Hilbrand Pier Anne Nawijn (born 8 August 1948) is a Dutch lawyer and politician of the local political party Lijst Hilbrand Nawijn (LHN) in Zoetermeer.

From 2002 to 2004, he served as a Member of the House of Representatives for the Pim Fortuyn List party and from 2006 for the Party for the Netherlands. During his time in parliament, Nawijn was Minister for Integration  and Asylum Affairs in the first cabinet of Jan Peter Balkenende.

Early life
Nawijn was born in Kampen. The son of a burgemeester (mayor), he is a descendant of Firmin Navin, a French Huguenot who had fled to Holland in 1696 to escape persecution. After graduating Emelwerda College in Emmeloord he studied law at the Rijksuniversiteit Groningen. He then worked for the Dutch Ministry of Justice and  was a legal assistant at the main department of Constitutional and Criminal Law. He later founded his own legal firm Nawijn lawyers in Zoetermeer.

Political career
Following a long career working for the Dutch Ministry of Justice he was elected in 2002 as a member of the Christen-Democratisch Appèl for the municipal council of Zoetermeer. Nawijn was an early supporter of the openly gay, populist Dutch politician Pim Fortuyn and in 2002, when Fortuyn founded the Pim Fortuyn List, Nawijn earned a place on the list. Despite the assassination of Fortuyn by an animal rights activist, which happened days before the election, the LPF emerged with a successful result, thus bringing Nawijn into the Dutch House of Representatives. He was appointed Minister for Integration and Immigration in the first Balkenende cabinet.

EXERCISE GOAL: Repeat a part of the passage on Hilbrand Nawijn word for word: begin at the words "From 2002 to" and stop after the words "Jan Peter Balkenende.".

Element and region data:

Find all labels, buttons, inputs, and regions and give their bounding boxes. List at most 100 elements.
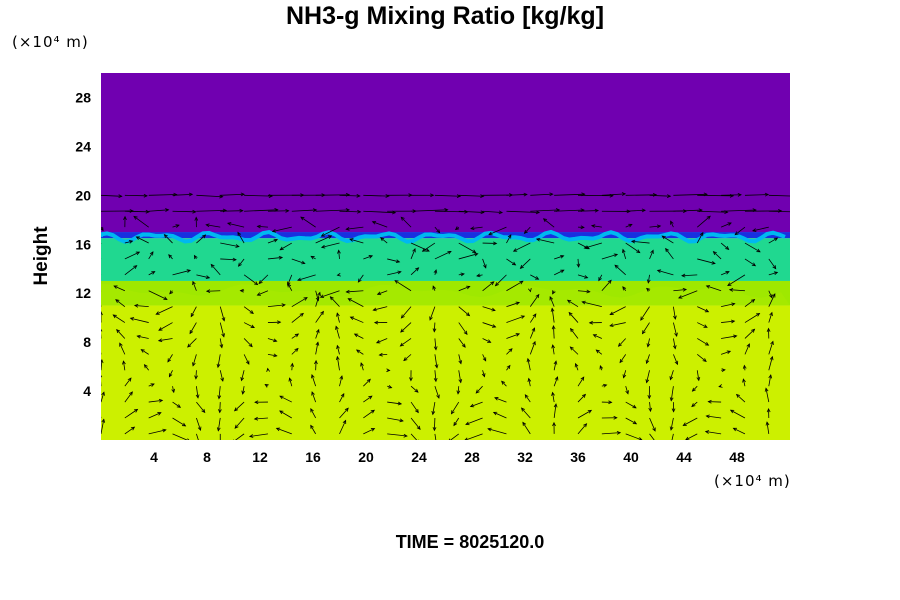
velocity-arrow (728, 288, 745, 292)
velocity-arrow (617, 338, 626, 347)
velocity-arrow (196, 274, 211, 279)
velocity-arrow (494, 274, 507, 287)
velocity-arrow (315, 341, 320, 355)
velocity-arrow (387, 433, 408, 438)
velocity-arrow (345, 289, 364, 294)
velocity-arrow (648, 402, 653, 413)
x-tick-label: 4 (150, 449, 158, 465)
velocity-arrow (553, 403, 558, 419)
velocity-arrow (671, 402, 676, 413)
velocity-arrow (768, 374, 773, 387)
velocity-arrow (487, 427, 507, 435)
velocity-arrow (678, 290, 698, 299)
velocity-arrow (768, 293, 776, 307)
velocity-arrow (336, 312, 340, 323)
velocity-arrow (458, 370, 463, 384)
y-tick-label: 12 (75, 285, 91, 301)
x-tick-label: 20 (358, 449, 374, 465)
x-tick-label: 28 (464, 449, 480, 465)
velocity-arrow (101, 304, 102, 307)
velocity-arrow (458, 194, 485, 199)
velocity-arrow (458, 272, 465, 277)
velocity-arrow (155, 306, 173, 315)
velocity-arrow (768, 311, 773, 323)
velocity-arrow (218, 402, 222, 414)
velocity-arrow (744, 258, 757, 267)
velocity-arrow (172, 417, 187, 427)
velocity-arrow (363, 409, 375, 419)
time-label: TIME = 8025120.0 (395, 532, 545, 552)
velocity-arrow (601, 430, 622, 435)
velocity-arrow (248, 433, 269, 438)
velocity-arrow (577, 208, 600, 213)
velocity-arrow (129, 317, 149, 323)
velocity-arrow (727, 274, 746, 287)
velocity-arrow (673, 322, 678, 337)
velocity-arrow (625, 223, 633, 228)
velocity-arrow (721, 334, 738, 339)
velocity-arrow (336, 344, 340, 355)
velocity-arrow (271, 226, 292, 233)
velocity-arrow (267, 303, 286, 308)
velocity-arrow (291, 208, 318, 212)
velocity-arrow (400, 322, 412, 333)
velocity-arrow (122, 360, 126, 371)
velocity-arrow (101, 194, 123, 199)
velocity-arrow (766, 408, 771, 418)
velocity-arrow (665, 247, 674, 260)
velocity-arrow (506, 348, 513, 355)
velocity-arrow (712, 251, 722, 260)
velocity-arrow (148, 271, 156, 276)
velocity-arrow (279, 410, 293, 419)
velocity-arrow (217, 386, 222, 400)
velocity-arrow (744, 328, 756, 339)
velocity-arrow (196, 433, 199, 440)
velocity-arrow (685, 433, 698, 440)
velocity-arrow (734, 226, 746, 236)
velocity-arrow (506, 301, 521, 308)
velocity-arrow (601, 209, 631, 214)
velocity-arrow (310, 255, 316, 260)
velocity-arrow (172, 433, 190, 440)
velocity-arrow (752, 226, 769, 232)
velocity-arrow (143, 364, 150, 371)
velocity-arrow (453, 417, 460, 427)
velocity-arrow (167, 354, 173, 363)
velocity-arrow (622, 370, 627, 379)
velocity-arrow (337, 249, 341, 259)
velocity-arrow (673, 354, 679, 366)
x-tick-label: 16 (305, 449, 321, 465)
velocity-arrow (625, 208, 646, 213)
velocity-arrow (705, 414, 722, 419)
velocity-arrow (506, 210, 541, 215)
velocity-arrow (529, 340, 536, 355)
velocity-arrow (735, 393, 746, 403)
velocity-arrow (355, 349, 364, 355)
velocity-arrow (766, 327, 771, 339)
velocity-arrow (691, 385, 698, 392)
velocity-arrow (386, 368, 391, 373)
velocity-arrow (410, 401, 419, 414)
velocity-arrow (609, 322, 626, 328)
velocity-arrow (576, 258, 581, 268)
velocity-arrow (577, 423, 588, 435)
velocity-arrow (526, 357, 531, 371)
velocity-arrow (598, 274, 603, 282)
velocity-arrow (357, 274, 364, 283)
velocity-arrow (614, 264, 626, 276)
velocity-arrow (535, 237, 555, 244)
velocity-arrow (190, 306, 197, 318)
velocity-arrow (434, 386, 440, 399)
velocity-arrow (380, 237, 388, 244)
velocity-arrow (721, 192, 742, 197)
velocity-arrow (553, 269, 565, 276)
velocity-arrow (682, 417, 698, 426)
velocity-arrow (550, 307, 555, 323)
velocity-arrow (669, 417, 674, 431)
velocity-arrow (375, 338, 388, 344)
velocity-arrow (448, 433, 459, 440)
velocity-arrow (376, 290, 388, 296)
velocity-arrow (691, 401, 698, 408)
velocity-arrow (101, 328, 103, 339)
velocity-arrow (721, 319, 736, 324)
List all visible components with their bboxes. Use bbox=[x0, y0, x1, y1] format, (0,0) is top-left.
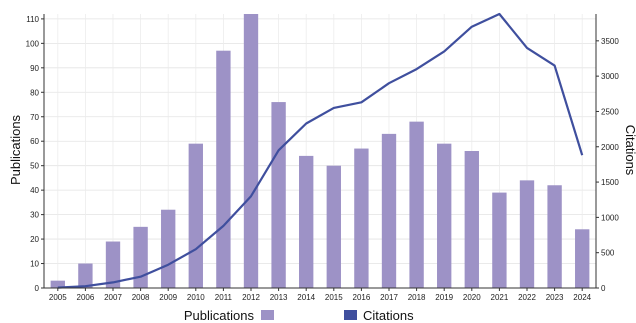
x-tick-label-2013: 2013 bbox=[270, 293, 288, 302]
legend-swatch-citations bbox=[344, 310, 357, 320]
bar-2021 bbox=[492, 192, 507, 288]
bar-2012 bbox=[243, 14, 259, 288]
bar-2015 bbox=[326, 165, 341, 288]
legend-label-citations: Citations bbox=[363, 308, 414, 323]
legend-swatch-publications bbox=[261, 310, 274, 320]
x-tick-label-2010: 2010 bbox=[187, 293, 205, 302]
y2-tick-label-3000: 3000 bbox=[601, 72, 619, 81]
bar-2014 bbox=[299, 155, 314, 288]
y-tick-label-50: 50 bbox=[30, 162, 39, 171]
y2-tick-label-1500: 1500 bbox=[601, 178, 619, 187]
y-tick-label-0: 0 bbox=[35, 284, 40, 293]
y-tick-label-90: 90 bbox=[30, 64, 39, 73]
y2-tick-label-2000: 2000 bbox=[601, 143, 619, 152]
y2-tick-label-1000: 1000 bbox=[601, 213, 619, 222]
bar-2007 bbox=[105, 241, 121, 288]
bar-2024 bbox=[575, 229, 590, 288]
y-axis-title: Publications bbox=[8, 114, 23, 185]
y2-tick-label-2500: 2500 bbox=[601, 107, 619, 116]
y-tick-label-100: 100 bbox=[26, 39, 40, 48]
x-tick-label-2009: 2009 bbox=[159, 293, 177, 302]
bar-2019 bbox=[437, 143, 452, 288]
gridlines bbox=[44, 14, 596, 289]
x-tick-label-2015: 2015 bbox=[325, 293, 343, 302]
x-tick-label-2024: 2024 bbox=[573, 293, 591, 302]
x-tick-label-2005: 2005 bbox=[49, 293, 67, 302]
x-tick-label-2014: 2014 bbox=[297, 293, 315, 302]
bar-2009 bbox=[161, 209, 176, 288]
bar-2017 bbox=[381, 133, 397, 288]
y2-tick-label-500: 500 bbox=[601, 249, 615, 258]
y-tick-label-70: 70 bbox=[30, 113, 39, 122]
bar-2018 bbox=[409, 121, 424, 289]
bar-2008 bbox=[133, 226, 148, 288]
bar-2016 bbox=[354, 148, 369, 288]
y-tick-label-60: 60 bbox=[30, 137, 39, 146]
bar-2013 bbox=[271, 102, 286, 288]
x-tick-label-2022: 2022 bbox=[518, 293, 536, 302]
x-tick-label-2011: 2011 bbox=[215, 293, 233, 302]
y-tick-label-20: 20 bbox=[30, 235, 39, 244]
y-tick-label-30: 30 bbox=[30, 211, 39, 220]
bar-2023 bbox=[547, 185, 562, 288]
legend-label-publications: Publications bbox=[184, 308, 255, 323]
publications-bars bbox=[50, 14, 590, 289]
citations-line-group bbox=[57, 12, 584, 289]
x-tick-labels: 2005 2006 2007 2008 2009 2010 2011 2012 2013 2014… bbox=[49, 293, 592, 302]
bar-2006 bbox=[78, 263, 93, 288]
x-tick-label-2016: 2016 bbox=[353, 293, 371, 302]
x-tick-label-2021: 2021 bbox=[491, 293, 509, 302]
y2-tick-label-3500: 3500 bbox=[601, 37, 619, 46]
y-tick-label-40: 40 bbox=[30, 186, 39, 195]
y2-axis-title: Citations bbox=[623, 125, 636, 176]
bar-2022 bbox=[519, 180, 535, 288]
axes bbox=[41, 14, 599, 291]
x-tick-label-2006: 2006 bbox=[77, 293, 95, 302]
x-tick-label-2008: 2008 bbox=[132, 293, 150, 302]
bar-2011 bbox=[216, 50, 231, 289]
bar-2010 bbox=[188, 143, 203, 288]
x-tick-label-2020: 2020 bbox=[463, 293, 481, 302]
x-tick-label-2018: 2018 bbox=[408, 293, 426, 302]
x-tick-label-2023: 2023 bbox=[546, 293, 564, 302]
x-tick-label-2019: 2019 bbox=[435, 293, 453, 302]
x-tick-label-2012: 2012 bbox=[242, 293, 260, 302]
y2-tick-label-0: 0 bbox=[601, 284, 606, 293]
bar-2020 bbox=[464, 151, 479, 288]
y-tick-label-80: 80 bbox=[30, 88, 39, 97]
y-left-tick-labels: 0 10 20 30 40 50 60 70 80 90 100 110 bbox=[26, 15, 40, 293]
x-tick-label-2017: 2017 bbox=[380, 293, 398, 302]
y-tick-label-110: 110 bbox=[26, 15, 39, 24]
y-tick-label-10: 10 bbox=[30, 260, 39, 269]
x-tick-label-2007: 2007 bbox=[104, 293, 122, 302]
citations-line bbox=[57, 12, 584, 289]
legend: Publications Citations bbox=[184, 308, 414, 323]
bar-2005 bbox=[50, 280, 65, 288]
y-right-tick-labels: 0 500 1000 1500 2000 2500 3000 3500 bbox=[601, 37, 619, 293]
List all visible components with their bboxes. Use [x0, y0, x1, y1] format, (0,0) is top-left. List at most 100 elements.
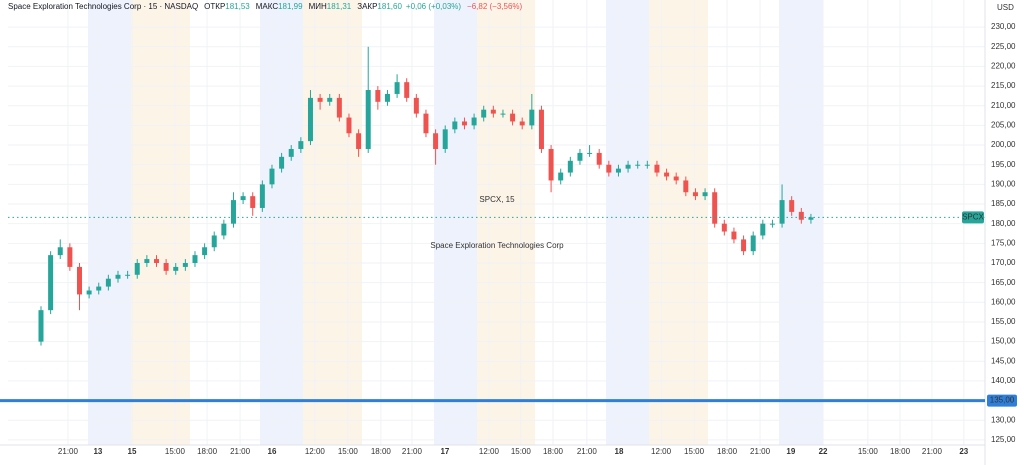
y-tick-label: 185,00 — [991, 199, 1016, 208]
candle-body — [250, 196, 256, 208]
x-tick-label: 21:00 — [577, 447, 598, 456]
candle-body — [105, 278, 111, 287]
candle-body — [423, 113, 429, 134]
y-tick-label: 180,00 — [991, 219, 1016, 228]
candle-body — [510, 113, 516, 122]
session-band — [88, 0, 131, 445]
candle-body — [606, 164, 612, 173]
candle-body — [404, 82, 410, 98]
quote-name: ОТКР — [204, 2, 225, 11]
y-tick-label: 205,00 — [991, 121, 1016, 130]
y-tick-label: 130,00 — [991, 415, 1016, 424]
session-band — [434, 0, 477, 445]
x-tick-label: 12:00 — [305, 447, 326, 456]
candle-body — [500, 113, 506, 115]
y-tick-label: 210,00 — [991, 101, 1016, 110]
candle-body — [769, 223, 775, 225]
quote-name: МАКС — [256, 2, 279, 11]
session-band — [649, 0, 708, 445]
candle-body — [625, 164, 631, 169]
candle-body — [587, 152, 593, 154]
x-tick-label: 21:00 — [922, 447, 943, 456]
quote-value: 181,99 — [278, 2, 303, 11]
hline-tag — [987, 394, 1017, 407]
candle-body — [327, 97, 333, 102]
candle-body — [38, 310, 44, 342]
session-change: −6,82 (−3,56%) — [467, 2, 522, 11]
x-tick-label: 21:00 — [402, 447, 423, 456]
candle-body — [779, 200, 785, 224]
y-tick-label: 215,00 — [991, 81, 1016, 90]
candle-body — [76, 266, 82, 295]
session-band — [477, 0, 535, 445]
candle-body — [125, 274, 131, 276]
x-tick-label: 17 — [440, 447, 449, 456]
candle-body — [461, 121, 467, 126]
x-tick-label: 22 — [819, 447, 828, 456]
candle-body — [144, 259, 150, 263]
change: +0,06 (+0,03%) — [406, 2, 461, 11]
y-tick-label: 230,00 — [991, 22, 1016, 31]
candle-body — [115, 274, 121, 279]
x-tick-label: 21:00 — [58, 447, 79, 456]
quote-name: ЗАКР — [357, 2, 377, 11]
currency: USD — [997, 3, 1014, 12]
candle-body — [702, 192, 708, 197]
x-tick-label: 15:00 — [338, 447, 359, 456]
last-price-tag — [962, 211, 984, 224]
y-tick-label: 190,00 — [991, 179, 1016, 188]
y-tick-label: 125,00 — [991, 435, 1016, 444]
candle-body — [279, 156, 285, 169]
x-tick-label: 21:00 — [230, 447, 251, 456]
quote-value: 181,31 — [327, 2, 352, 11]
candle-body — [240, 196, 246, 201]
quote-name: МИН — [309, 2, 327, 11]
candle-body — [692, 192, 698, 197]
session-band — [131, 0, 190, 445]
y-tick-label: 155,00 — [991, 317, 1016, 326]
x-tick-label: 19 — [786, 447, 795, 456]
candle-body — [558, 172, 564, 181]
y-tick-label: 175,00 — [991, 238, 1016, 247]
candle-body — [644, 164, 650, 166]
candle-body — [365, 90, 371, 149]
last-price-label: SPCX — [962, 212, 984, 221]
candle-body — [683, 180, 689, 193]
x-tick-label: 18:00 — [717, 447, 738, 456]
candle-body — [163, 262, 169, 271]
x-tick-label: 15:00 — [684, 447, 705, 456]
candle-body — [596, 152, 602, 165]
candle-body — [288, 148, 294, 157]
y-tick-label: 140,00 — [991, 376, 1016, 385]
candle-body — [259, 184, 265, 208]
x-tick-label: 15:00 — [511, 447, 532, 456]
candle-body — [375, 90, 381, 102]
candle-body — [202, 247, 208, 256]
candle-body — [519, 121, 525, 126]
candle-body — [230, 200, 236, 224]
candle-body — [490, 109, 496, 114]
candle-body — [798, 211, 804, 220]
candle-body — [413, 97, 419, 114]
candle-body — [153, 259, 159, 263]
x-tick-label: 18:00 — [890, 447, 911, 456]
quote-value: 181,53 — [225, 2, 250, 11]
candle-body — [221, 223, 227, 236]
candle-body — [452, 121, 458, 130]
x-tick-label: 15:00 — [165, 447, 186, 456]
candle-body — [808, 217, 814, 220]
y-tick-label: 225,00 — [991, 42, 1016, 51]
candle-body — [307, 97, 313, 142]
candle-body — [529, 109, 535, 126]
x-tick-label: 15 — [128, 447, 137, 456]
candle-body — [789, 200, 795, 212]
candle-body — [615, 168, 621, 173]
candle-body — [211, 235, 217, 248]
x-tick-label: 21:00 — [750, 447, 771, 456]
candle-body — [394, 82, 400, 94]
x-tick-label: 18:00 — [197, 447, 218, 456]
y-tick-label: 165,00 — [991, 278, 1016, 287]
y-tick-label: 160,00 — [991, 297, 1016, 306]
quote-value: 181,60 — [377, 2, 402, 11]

SOLVED PROBLEM:
From 2002 to 2004, he served as a Member of the House of Representatives for the Pim Fortuyn List party and from 2006 for the Party for the Netherlands. During his time in parliament, Nawijn was Minister for Integration  and Asylum Affairs in the first cabinet of Jan Peter Balkenende.